## Selected text
****************

France to push Europe on arming Syrian rebels

Text by Marc DAOU

Latest update : 2012-11-16

After becoming the first Western power to recognise the new Syrian opposition coalition, France is expected to push the issue of arming Syria's rebel fighters with its European partners over the coming weeks.

By becoming the first Western power to officially recognise the Syrian opposition coalition, France has put itself at the head of efforts to break the deadlock in the war-torn Middle Eastern nation.

On Tuesday, President François Hollande said the coalition was the “sole legitimate representative of the Syrian people” and heralded it as “the provisional government of the future democratic Syria”, thereby seizing the initiative ahead of its more cautious neighbours in the West.
 
A day after Hollande’s declaration, US President Barack Obama was less enthusiastic about Syria’s new opposition, declaring he was not ready to recognize it as “a government in exile”.

****************

## Given data
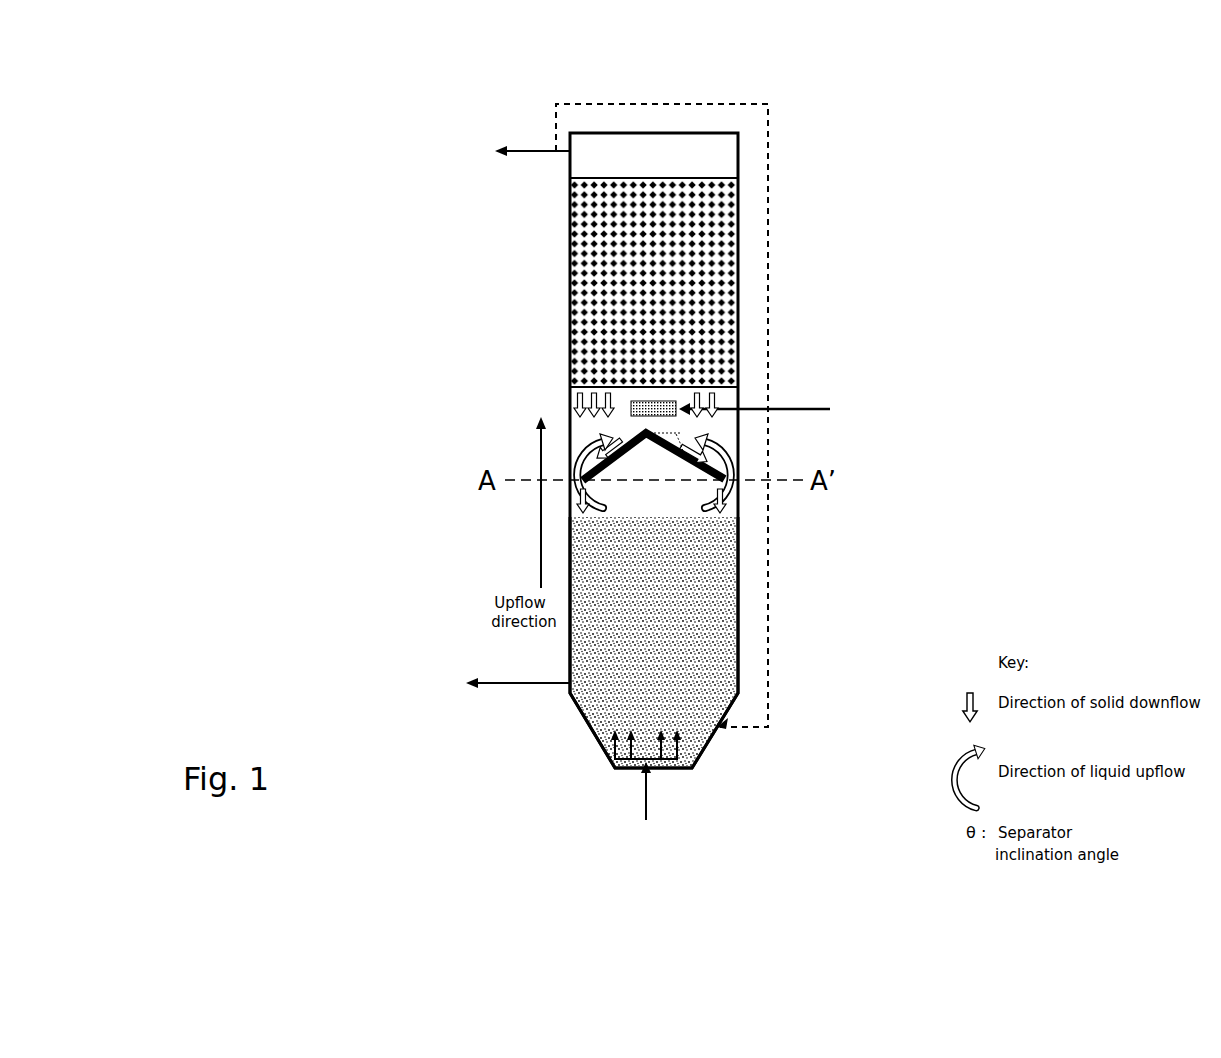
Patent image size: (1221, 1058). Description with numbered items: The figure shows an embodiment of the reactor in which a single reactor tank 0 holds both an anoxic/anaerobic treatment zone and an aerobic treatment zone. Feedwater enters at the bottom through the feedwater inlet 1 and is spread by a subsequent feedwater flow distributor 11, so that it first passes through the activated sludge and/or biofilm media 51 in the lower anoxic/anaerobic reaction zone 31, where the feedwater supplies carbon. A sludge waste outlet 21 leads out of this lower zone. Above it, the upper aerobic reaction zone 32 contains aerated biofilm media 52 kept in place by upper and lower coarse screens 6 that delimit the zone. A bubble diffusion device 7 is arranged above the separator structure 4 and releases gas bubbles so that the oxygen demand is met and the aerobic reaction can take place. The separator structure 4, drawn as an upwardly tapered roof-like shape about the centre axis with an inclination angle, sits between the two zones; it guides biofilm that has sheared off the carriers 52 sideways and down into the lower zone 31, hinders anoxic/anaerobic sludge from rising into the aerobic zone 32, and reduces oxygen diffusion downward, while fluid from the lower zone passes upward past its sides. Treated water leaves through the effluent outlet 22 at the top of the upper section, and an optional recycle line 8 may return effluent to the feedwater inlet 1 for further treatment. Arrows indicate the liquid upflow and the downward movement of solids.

****************

## Task prompt
Decide whether each statement agrees with the article on France and the Syrian rebels. Answer yes or no, and quote the article's deciding words. 1. France was the first Western power to officially recognize the Syrian opposition coalition. 2. Barack Obama said he was ready to recognize the Syrian opposition as a government in exile. 3. Obama spoke about the Syrian opposition on the same day as Hollande's declaration.

## Full solution
1. Yes: "By becoming the first Western power to officially recognise the Syrian opposition coalition"
2. No: "declaring he was not ready to recognize it as"
3. No: "A day after Hollande’s declaration"